• Do this: State how many lines of the entries hold the string "courses". Reply with the number alone.

• Data for this exercise:

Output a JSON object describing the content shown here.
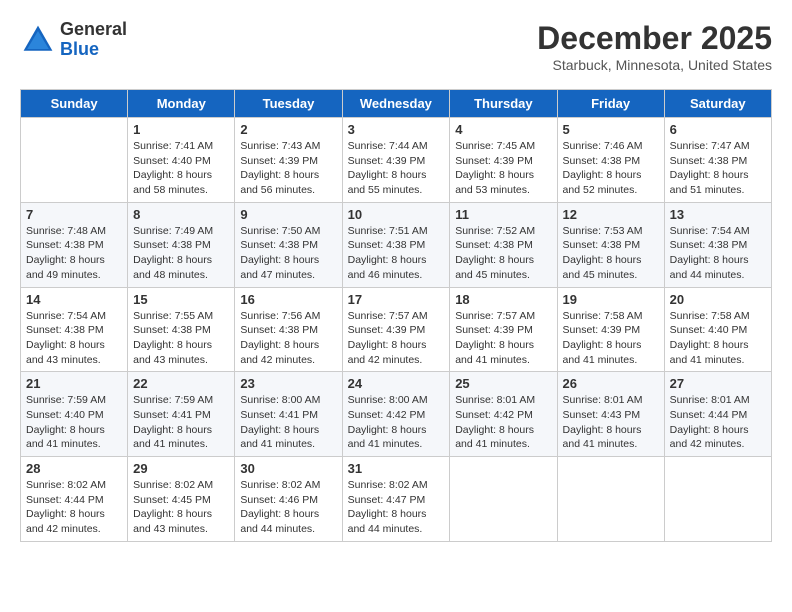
{
  "header": {
    "logo": {
      "line1": "General",
      "line2": "Blue"
    },
    "title": "December 2025",
    "subtitle": "Starbuck, Minnesota, United States"
  },
  "weekdays": [
    "Sunday",
    "Monday",
    "Tuesday",
    "Wednesday",
    "Thursday",
    "Friday",
    "Saturday"
  ],
  "weeks": [
    [
      {
        "day": "",
        "sunrise": "",
        "sunset": "",
        "daylight": ""
      },
      {
        "day": "1",
        "sunrise": "Sunrise: 7:41 AM",
        "sunset": "Sunset: 4:40 PM",
        "daylight": "Daylight: 8 hours and 58 minutes."
      },
      {
        "day": "2",
        "sunrise": "Sunrise: 7:43 AM",
        "sunset": "Sunset: 4:39 PM",
        "daylight": "Daylight: 8 hours and 56 minutes."
      },
      {
        "day": "3",
        "sunrise": "Sunrise: 7:44 AM",
        "sunset": "Sunset: 4:39 PM",
        "daylight": "Daylight: 8 hours and 55 minutes."
      },
      {
        "day": "4",
        "sunrise": "Sunrise: 7:45 AM",
        "sunset": "Sunset: 4:39 PM",
        "daylight": "Daylight: 8 hours and 53 minutes."
      },
      {
        "day": "5",
        "sunrise": "Sunrise: 7:46 AM",
        "sunset": "Sunset: 4:38 PM",
        "daylight": "Daylight: 8 hours and 52 minutes."
      },
      {
        "day": "6",
        "sunrise": "Sunrise: 7:47 AM",
        "sunset": "Sunset: 4:38 PM",
        "daylight": "Daylight: 8 hours and 51 minutes."
      }
    ],
    [
      {
        "day": "7",
        "sunrise": "Sunrise: 7:48 AM",
        "sunset": "Sunset: 4:38 PM",
        "daylight": "Daylight: 8 hours and 49 minutes."
      },
      {
        "day": "8",
        "sunrise": "Sunrise: 7:49 AM",
        "sunset": "Sunset: 4:38 PM",
        "daylight": "Daylight: 8 hours and 48 minutes."
      },
      {
        "day": "9",
        "sunrise": "Sunrise: 7:50 AM",
        "sunset": "Sunset: 4:38 PM",
        "daylight": "Daylight: 8 hours and 47 minutes."
      },
      {
        "day": "10",
        "sunrise": "Sunrise: 7:51 AM",
        "sunset": "Sunset: 4:38 PM",
        "daylight": "Daylight: 8 hours and 46 minutes."
      },
      {
        "day": "11",
        "sunrise": "Sunrise: 7:52 AM",
        "sunset": "Sunset: 4:38 PM",
        "daylight": "Daylight: 8 hours and 45 minutes."
      },
      {
        "day": "12",
        "sunrise": "Sunrise: 7:53 AM",
        "sunset": "Sunset: 4:38 PM",
        "daylight": "Daylight: 8 hours and 45 minutes."
      },
      {
        "day": "13",
        "sunrise": "Sunrise: 7:54 AM",
        "sunset": "Sunset: 4:38 PM",
        "daylight": "Daylight: 8 hours and 44 minutes."
      }
    ],
    [
      {
        "day": "14",
        "sunrise": "Sunrise: 7:54 AM",
        "sunset": "Sunset: 4:38 PM",
        "daylight": "Daylight: 8 hours and 43 minutes."
      },
      {
        "day": "15",
        "sunrise": "Sunrise: 7:55 AM",
        "sunset": "Sunset: 4:38 PM",
        "daylight": "Daylight: 8 hours and 43 minutes."
      },
      {
        "day": "16",
        "sunrise": "Sunrise: 7:56 AM",
        "sunset": "Sunset: 4:38 PM",
        "daylight": "Daylight: 8 hours and 42 minutes."
      },
      {
        "day": "17",
        "sunrise": "Sunrise: 7:57 AM",
        "sunset": "Sunset: 4:39 PM",
        "daylight": "Daylight: 8 hours and 42 minutes."
      },
      {
        "day": "18",
        "sunrise": "Sunrise: 7:57 AM",
        "sunset": "Sunset: 4:39 PM",
        "daylight": "Daylight: 8 hours and 41 minutes."
      },
      {
        "day": "19",
        "sunrise": "Sunrise: 7:58 AM",
        "sunset": "Sunset: 4:39 PM",
        "daylight": "Daylight: 8 hours and 41 minutes."
      },
      {
        "day": "20",
        "sunrise": "Sunrise: 7:58 AM",
        "sunset": "Sunset: 4:40 PM",
        "daylight": "Daylight: 8 hours and 41 minutes."
      }
    ],
    [
      {
        "day": "21",
        "sunrise": "Sunrise: 7:59 AM",
        "sunset": "Sunset: 4:40 PM",
        "daylight": "Daylight: 8 hours and 41 minutes."
      },
      {
        "day": "22",
        "sunrise": "Sunrise: 7:59 AM",
        "sunset": "Sunset: 4:41 PM",
        "daylight": "Daylight: 8 hours and 41 minutes."
      },
      {
        "day": "23",
        "sunrise": "Sunrise: 8:00 AM",
        "sunset": "Sunset: 4:41 PM",
        "daylight": "Daylight: 8 hours and 41 minutes."
      },
      {
        "day": "24",
        "sunrise": "Sunrise: 8:00 AM",
        "sunset": "Sunset: 4:42 PM",
        "daylight": "Daylight: 8 hours and 41 minutes."
      },
      {
        "day": "25",
        "sunrise": "Sunrise: 8:01 AM",
        "sunset": "Sunset: 4:42 PM",
        "daylight": "Daylight: 8 hours and 41 minutes."
      },
      {
        "day": "26",
        "sunrise": "Sunrise: 8:01 AM",
        "sunset": "Sunset: 4:43 PM",
        "daylight": "Daylight: 8 hours and 41 minutes."
      },
      {
        "day": "27",
        "sunrise": "Sunrise: 8:01 AM",
        "sunset": "Sunset: 4:44 PM",
        "daylight": "Daylight: 8 hours and 42 minutes."
      }
    ],
    [
      {
        "day": "28",
        "sunrise": "Sunrise: 8:02 AM",
        "sunset": "Sunset: 4:44 PM",
        "daylight": "Daylight: 8 hours and 42 minutes."
      },
      {
        "day": "29",
        "sunrise": "Sunrise: 8:02 AM",
        "sunset": "Sunset: 4:45 PM",
        "daylight": "Daylight: 8 hours and 43 minutes."
      },
      {
        "day": "30",
        "sunrise": "Sunrise: 8:02 AM",
        "sunset": "Sunset: 4:46 PM",
        "daylight": "Daylight: 8 hours and 44 minutes."
      },
      {
        "day": "31",
        "sunrise": "Sunrise: 8:02 AM",
        "sunset": "Sunset: 4:47 PM",
        "daylight": "Daylight: 8 hours and 44 minutes."
      },
      {
        "day": "",
        "sunrise": "",
        "sunset": "",
        "daylight": ""
      },
      {
        "day": "",
        "sunrise": "",
        "sunset": "",
        "daylight": ""
      },
      {
        "day": "",
        "sunrise": "",
        "sunset": "",
        "daylight": ""
      }
    ]
  ]
}
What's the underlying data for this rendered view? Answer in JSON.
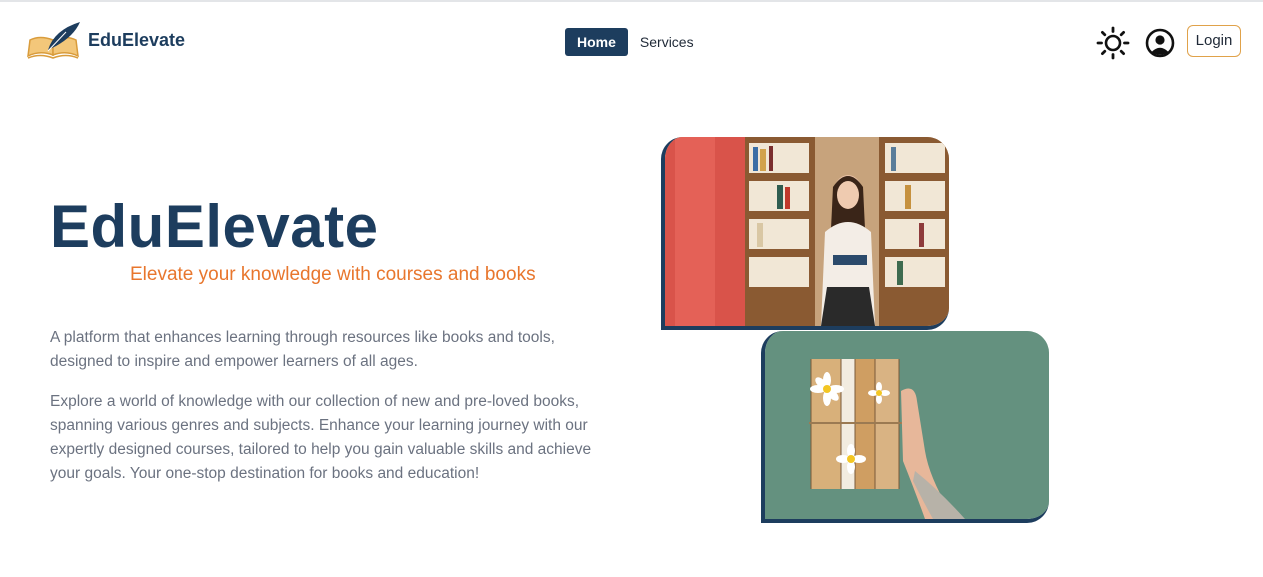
{
  "brand": {
    "name": "EduElevate"
  },
  "nav": {
    "home_label": "Home",
    "services_label": "Services"
  },
  "header": {
    "login_label": "Login",
    "theme_icon": "sun-icon",
    "account_icon": "user-circle-icon"
  },
  "hero": {
    "title": "EduElevate",
    "subtitle": "Elevate your knowledge with courses and books",
    "paragraph_1": "A platform that enhances learning through resources like books and tools, designed to inspire and empower learners of all ages.",
    "paragraph_2": "Explore a world of knowledge with our collection of new and pre-loved books, spanning various genres and subjects. Enhance your learning journey with our expertly designed courses, tailored to help you gain valuable skills and achieve your goals. Your one-stop destination for books and education!"
  },
  "colors": {
    "primary": "#1d3d5e",
    "accent": "#e8762d",
    "login_border": "#e0a24a",
    "text_muted": "#6b7280"
  }
}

• Output for this exercise: 2